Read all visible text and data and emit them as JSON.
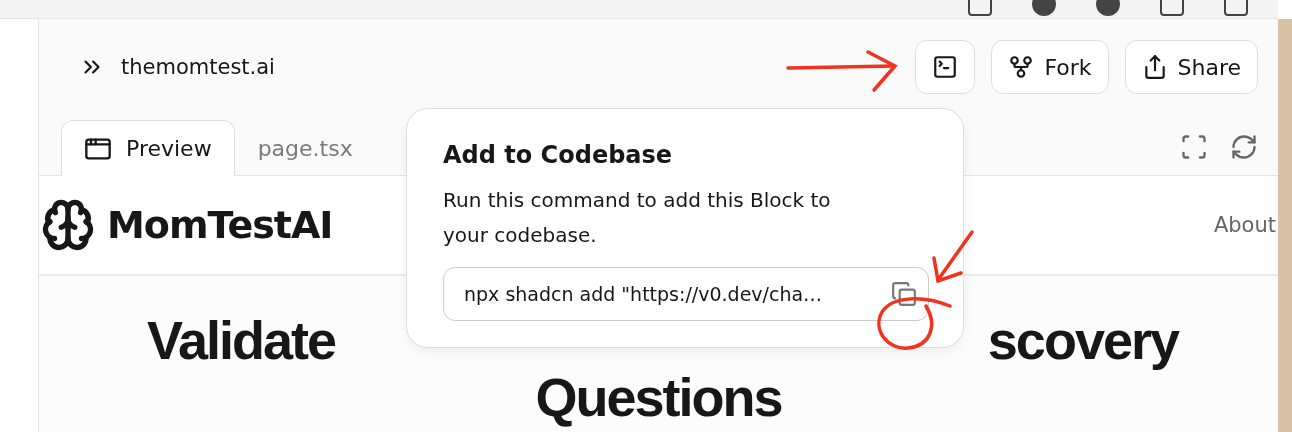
{
  "header": {
    "title": "themomtest.ai",
    "buttons": [
      {
        "kind": "terminal"
      },
      {
        "kind": "fork",
        "label": "Fork"
      },
      {
        "kind": "share",
        "label": "Share"
      }
    ]
  },
  "tabs": [
    {
      "label": "Preview",
      "selected": true
    },
    {
      "label": "page.tsx",
      "selected": false
    }
  ],
  "preview": {
    "brand": "MomTestAI",
    "nav_link": "About",
    "headline_left": "Validate",
    "headline_right": "scovery",
    "headline_line2": "Questions"
  },
  "popover": {
    "title": "Add to Codebase",
    "description": "Run this command to add this Block to your codebase.",
    "command": "npx shadcn add \"https://v0.dev/cha…"
  }
}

● ● ● ●

• What this task involves
Which lines contain "command"? Show each of them.

• Answer in full
    "description": "Run this command to add this Block to your codebase.",
    "command": "npx shadcn add \"https://v0.dev/cha…"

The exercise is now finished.